CHALLENGE: In the copy, keep every record exact and leave out all images.

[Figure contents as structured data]

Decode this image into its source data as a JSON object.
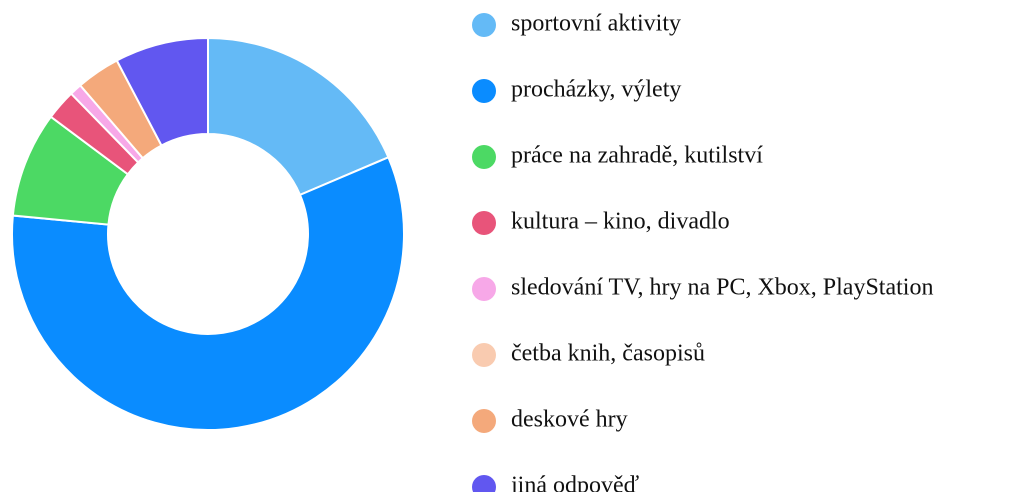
{
  "chart_data": {
    "type": "pie",
    "categories": [
      "sportovní aktivity",
      "procházky, výlety",
      "práce na zahradě, kutilství",
      "kultura – kino, divadlo",
      "sledování TV, hry na PC, Xbox, PlayStation",
      "četba knih, časopisů",
      "deskové hry",
      "jiná odpověď"
    ],
    "values": [
      18.6,
      57.9,
      8.7,
      2.5,
      1,
      0,
      3.6,
      7.7
    ],
    "colors": [
      "#64baf6",
      "#0a8cff",
      "#4cd964",
      "#e8547a",
      "#f7a8e8",
      "#f9cbb0",
      "#f4a97b",
      "#6157f0"
    ],
    "legend": "right"
  }
}
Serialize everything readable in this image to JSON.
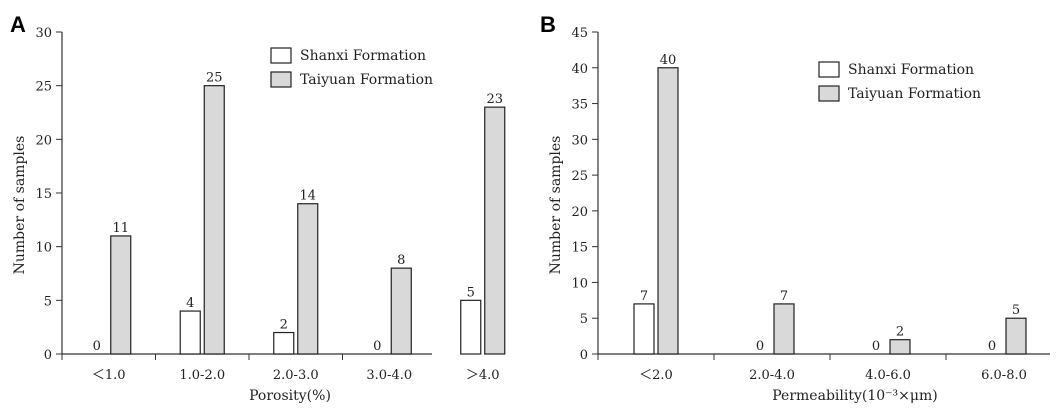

TASK RESULT:
Decode this image into its source data as a JSON object.
{
  "chart_data": {
    "type": "pie",
    "categories": [
      "sportovní aktivity",
      "procházky, výlety",
      "práce na zahradě, kutilství",
      "kultura – kino, divadlo",
      "sledování TV, hry na PC, Xbox, PlayStation",
      "četba knih, časopisů",
      "deskové hry",
      "jiná odpověď"
    ],
    "values": [
      18.6,
      57.9,
      8.7,
      2.5,
      1,
      0,
      3.6,
      7.7
    ],
    "colors": [
      "#64baf6",
      "#0a8cff",
      "#4cd964",
      "#e8547a",
      "#f7a8e8",
      "#f9cbb0",
      "#f4a97b",
      "#6157f0"
    ],
    "legend": "right"
  }
}
Serialize everything readable in this image to JSON.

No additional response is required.